(REQUIRED WORK): Give only the number of lines below that contain the word "content".

(RECORDS TO USE):
%%
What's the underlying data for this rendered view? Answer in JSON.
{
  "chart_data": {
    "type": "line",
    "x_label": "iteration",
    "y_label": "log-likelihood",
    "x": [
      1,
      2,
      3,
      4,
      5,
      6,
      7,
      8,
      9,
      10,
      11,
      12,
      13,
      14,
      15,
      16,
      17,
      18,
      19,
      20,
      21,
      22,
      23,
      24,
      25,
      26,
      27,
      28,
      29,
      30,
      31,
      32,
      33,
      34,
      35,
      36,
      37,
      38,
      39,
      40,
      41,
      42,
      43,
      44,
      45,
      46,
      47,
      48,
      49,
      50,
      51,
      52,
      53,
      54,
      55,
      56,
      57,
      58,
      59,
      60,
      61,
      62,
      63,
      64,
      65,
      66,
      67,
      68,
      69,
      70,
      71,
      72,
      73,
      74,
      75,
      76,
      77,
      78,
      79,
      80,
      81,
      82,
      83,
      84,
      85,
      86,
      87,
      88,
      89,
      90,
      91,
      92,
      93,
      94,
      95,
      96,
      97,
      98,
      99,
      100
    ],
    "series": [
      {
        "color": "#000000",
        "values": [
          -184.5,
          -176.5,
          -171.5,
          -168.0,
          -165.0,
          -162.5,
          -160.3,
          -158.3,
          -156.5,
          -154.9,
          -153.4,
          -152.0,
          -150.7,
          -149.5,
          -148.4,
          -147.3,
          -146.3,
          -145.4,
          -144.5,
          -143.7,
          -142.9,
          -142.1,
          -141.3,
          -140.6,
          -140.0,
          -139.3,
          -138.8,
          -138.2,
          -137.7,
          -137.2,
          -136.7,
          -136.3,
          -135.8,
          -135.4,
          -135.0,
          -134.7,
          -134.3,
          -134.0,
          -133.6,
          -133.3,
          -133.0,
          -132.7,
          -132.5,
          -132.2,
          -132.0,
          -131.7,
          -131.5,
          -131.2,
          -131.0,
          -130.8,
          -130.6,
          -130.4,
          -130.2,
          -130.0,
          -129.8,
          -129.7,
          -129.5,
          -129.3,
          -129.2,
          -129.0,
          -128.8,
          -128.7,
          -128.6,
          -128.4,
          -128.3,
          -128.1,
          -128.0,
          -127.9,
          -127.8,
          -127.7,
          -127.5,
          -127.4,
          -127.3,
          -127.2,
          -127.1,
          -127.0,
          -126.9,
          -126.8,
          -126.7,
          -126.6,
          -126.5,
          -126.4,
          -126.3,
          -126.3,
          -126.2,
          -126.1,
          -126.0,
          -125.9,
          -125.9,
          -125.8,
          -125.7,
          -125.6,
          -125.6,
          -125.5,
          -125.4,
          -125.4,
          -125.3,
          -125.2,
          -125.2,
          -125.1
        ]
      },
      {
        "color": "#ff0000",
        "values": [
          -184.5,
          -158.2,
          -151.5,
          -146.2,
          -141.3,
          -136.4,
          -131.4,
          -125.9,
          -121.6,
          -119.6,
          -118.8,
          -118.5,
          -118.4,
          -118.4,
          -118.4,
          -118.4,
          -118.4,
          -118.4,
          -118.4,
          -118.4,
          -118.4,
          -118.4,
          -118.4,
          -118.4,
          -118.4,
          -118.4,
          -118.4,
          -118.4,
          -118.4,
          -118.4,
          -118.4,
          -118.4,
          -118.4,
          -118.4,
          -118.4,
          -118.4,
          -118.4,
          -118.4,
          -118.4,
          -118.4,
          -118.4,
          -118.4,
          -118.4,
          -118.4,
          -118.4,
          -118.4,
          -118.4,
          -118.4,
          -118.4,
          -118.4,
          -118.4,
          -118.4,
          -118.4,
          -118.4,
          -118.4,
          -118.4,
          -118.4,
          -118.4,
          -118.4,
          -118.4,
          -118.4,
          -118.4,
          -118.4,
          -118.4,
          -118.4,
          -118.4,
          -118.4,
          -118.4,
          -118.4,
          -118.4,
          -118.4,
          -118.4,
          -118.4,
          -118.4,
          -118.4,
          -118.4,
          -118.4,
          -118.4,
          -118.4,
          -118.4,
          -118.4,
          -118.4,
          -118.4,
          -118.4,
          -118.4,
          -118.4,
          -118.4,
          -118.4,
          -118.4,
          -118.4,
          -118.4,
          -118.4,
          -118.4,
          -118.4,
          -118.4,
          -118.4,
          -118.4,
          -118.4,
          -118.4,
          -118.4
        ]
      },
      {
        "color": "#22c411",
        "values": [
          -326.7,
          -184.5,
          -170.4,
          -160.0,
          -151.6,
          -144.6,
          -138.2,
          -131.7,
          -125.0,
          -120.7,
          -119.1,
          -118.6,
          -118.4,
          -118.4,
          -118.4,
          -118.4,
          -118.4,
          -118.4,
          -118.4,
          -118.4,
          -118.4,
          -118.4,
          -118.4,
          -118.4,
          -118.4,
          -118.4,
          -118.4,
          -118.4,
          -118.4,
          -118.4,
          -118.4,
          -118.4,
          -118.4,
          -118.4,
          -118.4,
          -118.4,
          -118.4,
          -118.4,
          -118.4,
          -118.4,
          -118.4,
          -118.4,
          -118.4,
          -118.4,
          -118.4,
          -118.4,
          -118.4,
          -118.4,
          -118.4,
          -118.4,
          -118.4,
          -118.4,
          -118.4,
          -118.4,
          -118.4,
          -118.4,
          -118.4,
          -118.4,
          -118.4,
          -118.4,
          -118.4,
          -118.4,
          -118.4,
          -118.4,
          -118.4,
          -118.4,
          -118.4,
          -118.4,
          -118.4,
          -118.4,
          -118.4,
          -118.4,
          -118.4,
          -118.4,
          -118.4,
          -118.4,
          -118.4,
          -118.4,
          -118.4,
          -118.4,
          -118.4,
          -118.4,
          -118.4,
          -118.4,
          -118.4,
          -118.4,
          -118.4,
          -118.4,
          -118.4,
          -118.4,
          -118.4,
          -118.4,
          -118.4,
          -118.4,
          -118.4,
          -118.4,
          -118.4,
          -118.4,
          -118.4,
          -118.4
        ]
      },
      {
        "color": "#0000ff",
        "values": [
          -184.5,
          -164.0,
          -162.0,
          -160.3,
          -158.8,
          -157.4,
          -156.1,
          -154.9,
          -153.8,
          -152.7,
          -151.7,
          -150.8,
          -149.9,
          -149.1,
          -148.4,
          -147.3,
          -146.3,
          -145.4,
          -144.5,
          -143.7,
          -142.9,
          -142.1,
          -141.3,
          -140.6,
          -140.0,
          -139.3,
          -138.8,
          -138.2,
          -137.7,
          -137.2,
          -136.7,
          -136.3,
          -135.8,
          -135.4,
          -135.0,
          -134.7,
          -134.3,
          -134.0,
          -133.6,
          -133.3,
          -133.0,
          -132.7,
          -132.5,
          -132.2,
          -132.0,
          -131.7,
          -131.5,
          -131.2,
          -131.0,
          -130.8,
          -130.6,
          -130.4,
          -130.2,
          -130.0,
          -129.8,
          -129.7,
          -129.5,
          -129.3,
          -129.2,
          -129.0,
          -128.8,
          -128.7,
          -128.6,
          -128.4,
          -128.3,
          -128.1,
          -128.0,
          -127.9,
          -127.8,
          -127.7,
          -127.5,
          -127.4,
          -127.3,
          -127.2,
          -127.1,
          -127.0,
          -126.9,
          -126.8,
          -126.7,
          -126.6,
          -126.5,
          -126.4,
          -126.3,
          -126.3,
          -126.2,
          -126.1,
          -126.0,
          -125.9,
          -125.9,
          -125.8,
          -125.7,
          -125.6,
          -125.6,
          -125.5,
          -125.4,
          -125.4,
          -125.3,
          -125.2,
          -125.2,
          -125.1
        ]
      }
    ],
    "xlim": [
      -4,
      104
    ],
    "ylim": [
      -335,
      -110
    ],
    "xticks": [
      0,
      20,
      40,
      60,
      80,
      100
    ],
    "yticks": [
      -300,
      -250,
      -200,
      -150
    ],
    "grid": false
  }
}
%%
%%
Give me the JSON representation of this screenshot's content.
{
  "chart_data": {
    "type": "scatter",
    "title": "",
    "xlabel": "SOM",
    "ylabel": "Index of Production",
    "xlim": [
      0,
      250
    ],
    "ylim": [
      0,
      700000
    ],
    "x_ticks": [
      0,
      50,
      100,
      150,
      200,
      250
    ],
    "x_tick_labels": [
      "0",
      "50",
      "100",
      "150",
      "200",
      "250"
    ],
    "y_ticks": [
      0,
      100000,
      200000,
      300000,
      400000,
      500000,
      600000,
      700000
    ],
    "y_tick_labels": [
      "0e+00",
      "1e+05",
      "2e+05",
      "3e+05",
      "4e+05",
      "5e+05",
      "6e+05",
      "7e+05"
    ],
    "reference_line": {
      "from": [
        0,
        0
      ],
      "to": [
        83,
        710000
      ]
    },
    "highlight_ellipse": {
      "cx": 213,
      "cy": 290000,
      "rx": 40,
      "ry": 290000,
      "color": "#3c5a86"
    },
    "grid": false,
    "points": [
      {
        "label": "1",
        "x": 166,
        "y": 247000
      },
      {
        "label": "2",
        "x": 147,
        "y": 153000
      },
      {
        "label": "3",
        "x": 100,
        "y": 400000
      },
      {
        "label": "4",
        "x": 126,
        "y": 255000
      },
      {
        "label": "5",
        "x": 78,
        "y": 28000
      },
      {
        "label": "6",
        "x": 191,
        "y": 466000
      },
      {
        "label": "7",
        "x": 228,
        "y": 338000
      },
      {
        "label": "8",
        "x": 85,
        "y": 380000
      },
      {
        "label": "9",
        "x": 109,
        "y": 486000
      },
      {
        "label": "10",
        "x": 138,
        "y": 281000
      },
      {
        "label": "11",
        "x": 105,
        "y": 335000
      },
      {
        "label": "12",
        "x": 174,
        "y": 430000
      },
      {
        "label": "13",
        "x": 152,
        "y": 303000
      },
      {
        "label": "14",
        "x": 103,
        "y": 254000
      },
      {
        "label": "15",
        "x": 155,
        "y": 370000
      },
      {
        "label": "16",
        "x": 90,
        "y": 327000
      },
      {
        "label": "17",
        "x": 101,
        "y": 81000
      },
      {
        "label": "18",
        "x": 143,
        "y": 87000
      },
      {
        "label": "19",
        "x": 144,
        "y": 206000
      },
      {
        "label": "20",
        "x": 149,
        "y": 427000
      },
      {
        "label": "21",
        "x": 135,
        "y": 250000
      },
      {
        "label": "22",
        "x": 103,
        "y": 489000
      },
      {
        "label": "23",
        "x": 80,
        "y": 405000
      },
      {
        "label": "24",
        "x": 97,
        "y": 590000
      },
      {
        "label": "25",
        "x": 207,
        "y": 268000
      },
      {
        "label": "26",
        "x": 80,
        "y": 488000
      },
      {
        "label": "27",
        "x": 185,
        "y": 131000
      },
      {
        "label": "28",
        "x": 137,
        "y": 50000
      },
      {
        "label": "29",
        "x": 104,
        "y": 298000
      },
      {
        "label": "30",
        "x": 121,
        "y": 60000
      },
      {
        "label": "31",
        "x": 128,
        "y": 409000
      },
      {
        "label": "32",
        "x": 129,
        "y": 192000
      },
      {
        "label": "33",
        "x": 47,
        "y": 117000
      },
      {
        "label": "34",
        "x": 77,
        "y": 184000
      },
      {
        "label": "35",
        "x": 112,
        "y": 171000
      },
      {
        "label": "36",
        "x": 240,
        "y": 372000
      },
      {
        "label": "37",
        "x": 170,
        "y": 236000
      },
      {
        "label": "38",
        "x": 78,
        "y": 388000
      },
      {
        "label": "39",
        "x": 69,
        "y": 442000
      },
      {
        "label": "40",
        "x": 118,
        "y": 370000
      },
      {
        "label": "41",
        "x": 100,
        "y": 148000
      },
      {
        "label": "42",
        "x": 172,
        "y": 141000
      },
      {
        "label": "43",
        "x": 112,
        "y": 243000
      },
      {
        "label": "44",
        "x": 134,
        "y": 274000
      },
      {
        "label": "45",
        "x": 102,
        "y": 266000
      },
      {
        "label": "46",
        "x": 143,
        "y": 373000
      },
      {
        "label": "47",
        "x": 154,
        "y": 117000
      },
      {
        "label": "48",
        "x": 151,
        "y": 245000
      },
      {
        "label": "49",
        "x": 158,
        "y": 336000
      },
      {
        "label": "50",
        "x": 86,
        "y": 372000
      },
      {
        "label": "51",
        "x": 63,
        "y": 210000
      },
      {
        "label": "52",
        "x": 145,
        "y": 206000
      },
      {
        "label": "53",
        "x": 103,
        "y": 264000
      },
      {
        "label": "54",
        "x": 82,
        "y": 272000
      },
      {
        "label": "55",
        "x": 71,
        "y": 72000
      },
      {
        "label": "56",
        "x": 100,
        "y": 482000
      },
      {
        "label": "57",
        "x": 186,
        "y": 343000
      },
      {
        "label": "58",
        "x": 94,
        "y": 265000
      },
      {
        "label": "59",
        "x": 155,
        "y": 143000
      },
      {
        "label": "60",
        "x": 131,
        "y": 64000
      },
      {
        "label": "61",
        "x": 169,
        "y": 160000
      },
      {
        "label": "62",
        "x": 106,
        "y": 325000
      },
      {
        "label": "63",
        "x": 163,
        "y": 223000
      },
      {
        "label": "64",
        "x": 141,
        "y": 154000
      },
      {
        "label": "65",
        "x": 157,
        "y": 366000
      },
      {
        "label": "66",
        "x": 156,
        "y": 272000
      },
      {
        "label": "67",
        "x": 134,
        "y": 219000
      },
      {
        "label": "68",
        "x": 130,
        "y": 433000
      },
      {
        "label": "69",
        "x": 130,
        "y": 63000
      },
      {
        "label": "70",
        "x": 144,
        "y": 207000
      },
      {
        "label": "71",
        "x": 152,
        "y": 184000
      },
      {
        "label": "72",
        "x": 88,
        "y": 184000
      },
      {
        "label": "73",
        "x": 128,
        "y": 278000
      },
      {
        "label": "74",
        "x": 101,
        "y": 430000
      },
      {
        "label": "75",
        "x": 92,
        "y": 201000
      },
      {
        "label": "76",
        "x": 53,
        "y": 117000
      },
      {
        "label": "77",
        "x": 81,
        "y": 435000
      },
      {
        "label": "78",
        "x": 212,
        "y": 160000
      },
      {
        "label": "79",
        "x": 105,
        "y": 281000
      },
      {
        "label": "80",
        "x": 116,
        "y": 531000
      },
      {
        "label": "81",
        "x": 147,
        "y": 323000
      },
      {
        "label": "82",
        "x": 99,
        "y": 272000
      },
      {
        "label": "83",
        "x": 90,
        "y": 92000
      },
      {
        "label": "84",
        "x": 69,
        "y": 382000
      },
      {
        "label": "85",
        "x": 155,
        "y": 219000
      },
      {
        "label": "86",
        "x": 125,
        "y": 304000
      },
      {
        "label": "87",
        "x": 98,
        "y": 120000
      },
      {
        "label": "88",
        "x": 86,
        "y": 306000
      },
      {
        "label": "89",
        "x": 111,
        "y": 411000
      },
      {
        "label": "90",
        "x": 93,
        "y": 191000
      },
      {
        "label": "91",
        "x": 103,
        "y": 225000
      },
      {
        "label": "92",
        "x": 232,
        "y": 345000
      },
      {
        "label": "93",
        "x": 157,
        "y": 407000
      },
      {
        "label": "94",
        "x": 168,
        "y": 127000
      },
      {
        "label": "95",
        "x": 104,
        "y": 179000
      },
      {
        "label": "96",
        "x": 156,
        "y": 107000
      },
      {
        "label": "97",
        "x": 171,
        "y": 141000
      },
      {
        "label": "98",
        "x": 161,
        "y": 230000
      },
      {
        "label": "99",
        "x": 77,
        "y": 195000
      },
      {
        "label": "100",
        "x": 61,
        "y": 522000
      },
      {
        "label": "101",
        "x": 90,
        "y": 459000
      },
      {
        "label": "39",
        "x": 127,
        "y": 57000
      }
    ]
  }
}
%%
%%
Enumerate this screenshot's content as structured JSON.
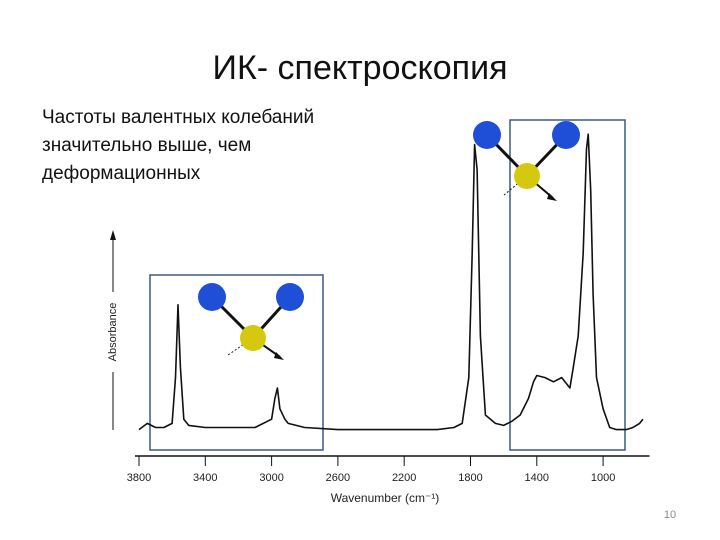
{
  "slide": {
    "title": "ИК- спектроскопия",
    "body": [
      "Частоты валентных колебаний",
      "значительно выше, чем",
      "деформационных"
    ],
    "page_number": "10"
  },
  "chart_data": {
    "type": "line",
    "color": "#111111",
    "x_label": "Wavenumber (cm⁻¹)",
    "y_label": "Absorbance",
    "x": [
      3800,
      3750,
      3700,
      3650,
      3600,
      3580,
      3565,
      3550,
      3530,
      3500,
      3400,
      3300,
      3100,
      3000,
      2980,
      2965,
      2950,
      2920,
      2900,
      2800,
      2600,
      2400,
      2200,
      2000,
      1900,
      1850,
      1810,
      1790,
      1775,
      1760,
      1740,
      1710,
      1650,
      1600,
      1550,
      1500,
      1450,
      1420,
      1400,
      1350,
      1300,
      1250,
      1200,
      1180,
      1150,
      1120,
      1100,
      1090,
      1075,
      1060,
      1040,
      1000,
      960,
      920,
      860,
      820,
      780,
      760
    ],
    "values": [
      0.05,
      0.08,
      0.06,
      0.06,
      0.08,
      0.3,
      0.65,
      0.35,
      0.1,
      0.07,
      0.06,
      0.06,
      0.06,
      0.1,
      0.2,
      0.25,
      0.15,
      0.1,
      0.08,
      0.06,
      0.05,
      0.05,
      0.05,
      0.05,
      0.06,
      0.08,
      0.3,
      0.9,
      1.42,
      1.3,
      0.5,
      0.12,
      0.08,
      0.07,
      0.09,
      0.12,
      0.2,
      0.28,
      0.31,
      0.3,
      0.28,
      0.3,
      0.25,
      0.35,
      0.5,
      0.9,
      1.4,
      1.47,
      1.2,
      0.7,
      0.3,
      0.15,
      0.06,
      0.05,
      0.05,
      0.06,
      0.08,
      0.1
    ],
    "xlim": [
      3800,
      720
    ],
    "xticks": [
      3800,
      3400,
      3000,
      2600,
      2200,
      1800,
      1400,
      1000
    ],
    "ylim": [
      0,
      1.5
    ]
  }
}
%%
(TASK OUTPUT): 2